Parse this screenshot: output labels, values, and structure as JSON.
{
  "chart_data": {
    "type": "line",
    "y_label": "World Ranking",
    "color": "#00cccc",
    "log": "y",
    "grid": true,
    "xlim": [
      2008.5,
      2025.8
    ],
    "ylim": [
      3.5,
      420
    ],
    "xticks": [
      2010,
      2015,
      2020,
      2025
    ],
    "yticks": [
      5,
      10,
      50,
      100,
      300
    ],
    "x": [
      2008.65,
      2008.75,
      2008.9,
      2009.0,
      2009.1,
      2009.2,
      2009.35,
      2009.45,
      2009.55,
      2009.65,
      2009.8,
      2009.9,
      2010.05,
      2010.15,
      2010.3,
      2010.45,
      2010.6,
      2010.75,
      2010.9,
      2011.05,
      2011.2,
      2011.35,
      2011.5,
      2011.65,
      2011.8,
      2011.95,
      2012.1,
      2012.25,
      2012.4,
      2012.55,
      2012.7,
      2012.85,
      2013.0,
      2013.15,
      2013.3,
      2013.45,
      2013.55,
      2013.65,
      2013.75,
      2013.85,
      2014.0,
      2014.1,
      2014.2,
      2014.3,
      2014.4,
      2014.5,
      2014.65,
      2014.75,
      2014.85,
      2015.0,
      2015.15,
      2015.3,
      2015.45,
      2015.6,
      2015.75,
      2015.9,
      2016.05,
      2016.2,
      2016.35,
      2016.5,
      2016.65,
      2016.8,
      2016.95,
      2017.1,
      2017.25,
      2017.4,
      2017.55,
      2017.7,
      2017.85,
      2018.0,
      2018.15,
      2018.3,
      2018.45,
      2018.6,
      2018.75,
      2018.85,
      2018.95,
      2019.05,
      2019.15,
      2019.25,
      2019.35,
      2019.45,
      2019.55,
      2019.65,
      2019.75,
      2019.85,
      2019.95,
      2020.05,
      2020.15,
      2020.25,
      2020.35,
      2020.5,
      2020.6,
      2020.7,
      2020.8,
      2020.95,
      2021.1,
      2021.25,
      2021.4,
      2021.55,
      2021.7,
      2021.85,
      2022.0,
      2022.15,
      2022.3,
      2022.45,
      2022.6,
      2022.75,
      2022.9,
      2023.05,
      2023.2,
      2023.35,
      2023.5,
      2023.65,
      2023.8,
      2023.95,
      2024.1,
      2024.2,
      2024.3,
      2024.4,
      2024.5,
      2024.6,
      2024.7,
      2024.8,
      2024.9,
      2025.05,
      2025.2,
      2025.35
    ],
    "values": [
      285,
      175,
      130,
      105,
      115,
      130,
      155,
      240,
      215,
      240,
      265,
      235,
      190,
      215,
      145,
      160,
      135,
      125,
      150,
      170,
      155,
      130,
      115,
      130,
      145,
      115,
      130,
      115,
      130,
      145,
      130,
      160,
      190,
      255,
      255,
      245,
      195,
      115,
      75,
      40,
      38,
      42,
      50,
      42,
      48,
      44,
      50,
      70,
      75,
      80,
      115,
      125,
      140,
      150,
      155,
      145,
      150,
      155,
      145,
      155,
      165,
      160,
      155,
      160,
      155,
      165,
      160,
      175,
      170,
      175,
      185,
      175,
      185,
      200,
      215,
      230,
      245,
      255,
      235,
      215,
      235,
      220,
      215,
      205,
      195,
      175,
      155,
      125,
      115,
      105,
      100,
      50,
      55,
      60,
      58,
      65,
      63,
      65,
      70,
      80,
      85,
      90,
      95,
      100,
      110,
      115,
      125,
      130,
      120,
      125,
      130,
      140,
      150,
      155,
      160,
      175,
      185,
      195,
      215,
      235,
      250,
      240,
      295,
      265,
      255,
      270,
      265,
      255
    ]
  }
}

■ Exercise description: Every line of the records that includes the word "values" should be gathered.

■ Solved exercise:
Parse this screenshot: output labels, values, and structure as JSON.
    "values": [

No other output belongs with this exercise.